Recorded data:
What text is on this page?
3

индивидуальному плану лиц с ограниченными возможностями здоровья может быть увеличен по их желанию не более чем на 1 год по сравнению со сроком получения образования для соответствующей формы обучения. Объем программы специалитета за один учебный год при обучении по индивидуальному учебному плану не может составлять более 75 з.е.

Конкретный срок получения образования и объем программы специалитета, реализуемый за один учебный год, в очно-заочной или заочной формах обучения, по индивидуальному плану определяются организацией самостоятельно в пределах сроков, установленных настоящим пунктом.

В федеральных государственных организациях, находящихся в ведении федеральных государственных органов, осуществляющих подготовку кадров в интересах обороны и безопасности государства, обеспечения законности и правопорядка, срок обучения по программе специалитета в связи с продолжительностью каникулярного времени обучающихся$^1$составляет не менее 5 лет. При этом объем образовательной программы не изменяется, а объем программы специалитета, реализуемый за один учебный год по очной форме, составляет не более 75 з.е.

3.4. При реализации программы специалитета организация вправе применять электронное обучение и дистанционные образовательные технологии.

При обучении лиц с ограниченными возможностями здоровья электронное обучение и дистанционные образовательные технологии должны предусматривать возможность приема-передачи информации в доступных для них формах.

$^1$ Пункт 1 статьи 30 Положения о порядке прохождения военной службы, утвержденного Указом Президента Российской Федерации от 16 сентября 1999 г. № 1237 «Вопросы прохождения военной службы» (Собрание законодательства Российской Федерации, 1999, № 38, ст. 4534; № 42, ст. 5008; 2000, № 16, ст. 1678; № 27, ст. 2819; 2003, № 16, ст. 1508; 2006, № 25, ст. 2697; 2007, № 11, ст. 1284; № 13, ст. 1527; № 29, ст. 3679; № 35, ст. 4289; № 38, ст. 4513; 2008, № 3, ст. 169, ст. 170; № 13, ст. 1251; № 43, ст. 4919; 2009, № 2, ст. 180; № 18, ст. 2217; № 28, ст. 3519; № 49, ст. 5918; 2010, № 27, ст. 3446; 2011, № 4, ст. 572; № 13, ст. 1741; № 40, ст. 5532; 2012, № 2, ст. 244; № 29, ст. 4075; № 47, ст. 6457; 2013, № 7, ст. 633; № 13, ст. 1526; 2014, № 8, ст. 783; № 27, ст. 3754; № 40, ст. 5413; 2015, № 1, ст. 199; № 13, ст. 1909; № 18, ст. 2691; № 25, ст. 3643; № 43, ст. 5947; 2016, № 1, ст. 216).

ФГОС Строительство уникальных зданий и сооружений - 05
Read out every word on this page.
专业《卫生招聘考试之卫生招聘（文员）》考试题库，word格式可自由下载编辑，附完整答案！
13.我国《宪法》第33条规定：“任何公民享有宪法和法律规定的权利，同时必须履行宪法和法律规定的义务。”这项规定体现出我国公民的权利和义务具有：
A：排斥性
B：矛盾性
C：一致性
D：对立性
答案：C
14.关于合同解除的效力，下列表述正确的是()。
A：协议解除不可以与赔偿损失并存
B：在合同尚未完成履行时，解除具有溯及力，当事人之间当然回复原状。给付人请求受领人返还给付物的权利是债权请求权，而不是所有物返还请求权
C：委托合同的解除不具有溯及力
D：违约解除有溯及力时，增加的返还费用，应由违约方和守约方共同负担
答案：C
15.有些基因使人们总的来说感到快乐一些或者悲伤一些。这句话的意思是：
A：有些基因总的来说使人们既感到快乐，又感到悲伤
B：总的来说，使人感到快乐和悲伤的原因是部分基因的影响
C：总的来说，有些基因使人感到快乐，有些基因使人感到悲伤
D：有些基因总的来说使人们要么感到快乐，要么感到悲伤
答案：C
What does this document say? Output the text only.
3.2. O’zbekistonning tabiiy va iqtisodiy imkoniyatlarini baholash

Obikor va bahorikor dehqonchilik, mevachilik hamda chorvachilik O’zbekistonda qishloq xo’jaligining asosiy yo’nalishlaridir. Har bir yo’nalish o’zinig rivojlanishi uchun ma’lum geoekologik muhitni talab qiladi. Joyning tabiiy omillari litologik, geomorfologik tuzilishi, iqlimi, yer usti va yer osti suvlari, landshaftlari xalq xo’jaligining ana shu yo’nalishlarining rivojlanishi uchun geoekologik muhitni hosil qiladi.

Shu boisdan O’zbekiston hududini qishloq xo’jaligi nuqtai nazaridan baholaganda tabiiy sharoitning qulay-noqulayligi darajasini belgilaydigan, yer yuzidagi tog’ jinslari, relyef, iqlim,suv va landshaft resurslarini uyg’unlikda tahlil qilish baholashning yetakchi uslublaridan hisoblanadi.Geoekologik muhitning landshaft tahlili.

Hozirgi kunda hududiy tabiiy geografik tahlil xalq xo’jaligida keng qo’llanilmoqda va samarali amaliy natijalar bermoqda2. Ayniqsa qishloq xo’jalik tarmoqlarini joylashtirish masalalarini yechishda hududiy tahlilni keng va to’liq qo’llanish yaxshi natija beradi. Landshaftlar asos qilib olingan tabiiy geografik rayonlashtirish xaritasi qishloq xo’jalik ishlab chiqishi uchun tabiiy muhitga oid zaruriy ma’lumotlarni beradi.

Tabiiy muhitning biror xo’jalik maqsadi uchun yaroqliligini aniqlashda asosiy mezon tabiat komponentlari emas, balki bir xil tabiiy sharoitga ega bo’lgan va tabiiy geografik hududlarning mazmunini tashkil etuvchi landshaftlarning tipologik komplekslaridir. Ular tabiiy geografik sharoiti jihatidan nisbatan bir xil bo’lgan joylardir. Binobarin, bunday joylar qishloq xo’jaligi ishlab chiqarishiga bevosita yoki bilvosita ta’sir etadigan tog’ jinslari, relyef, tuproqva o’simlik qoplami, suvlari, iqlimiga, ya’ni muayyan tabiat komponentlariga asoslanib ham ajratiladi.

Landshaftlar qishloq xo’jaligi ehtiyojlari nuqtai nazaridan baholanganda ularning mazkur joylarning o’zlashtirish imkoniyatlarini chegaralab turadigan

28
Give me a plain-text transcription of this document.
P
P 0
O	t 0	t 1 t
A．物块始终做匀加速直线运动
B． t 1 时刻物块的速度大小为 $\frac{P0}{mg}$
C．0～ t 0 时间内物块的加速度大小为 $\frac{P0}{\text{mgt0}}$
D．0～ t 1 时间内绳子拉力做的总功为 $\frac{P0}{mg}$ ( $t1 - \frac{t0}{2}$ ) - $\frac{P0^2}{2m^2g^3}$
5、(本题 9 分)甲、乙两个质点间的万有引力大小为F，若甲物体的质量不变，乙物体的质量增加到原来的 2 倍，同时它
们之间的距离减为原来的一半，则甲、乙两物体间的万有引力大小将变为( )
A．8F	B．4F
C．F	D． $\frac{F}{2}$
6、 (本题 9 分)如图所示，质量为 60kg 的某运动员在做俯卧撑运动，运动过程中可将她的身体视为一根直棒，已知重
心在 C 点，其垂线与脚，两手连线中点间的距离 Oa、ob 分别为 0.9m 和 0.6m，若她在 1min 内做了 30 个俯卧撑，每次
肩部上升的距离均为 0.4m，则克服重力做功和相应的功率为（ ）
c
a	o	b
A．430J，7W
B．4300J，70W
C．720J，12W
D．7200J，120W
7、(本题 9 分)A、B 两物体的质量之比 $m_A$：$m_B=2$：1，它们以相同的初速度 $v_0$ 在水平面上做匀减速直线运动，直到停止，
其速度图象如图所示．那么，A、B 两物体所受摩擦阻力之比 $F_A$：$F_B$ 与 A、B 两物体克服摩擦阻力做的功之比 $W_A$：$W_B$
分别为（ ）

EXERCISE INSTRUCTIONS: Extract all lines from the data in which "this" is found.

ANSWER TO THE EXERCISE:
What text is on this page?
Read out every word on this page.
What does this document say? Output the text only.
Give me a plain-text transcription of this document.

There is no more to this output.